▶ _Task brief_
The entries contain pictures, which should not appear in the copy; everything else must be reproduced exactly.
[Task data — start]
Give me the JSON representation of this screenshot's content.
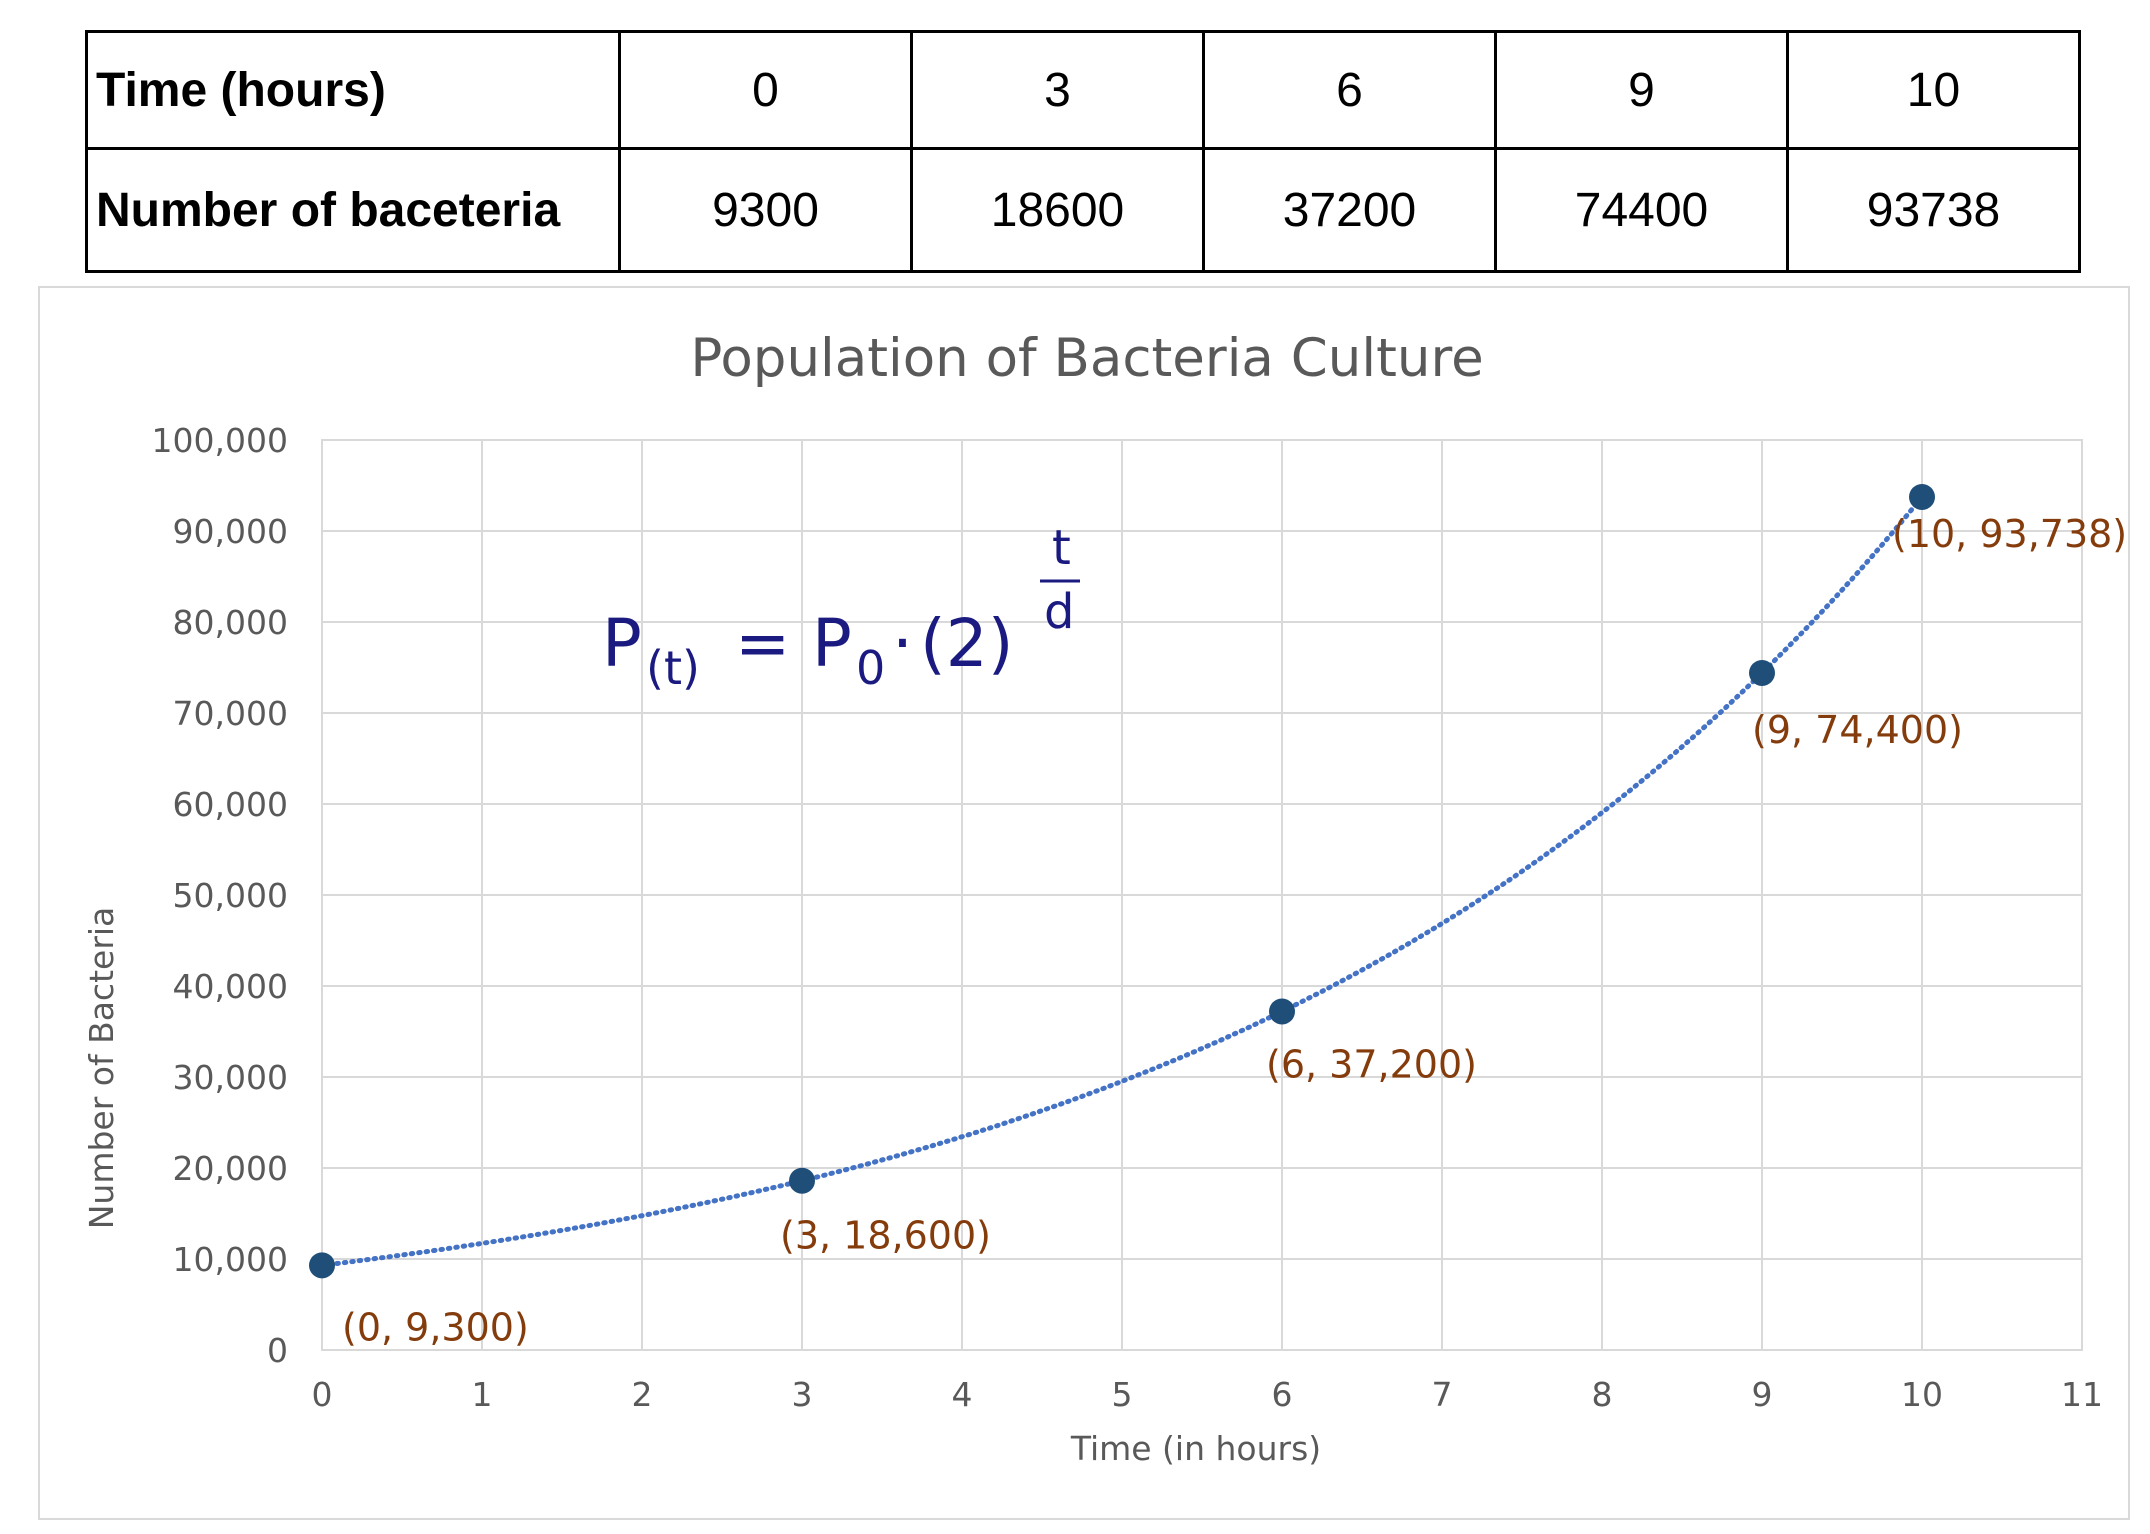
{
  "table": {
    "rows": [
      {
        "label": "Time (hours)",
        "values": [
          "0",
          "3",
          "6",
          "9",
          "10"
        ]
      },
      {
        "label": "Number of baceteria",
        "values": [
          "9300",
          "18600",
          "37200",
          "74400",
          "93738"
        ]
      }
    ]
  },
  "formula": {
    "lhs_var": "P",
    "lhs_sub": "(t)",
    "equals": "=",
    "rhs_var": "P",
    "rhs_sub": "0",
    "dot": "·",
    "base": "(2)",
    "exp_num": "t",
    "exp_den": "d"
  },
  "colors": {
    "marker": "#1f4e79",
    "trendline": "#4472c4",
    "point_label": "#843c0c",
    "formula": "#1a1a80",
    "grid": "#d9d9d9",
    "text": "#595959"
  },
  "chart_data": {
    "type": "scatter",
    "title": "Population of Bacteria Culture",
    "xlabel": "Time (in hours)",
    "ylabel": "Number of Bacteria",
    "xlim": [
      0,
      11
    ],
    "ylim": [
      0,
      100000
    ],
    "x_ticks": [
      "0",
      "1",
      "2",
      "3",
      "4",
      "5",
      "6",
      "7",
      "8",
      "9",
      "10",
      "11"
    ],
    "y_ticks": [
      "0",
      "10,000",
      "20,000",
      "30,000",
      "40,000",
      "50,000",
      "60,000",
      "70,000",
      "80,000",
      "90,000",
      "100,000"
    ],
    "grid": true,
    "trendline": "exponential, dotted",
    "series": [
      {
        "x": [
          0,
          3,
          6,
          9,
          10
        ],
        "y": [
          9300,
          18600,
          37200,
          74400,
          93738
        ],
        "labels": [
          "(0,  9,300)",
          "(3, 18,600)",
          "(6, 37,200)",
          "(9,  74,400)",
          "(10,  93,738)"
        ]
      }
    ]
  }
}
[Task data — finish]
▶ _Reply to the task_
Give me the JSON representation of this screenshot's content.
{
  "table": {
    "rows": [
      {
        "label": "Time (hours)",
        "values": [
          "0",
          "3",
          "6",
          "9",
          "10"
        ]
      },
      {
        "label": "Number of baceteria",
        "values": [
          "9300",
          "18600",
          "37200",
          "74400",
          "93738"
        ]
      }
    ]
  },
  "formula": {
    "lhs_var": "P",
    "lhs_sub": "(t)",
    "equals": "=",
    "rhs_var": "P",
    "rhs_sub": "0",
    "dot": "·",
    "base": "(2)",
    "exp_num": "t",
    "exp_den": "d"
  },
  "colors": {
    "marker": "#1f4e79",
    "trendline": "#4472c4",
    "point_label": "#843c0c",
    "formula": "#1a1a80",
    "grid": "#d9d9d9",
    "text": "#595959"
  },
  "chart_data": {
    "type": "scatter",
    "title": "Population of Bacteria Culture",
    "xlabel": "Time (in hours)",
    "ylabel": "Number of Bacteria",
    "xlim": [
      0,
      11
    ],
    "ylim": [
      0,
      100000
    ],
    "x_ticks": [
      "0",
      "1",
      "2",
      "3",
      "4",
      "5",
      "6",
      "7",
      "8",
      "9",
      "10",
      "11"
    ],
    "y_ticks": [
      "0",
      "10,000",
      "20,000",
      "30,000",
      "40,000",
      "50,000",
      "60,000",
      "70,000",
      "80,000",
      "90,000",
      "100,000"
    ],
    "grid": true,
    "trendline": "exponential, dotted",
    "series": [
      {
        "x": [
          0,
          3,
          6,
          9,
          10
        ],
        "y": [
          9300,
          18600,
          37200,
          74400,
          93738
        ],
        "labels": [
          "(0,  9,300)",
          "(3, 18,600)",
          "(6, 37,200)",
          "(9,  74,400)",
          "(10,  93,738)"
        ]
      }
    ]
  }
}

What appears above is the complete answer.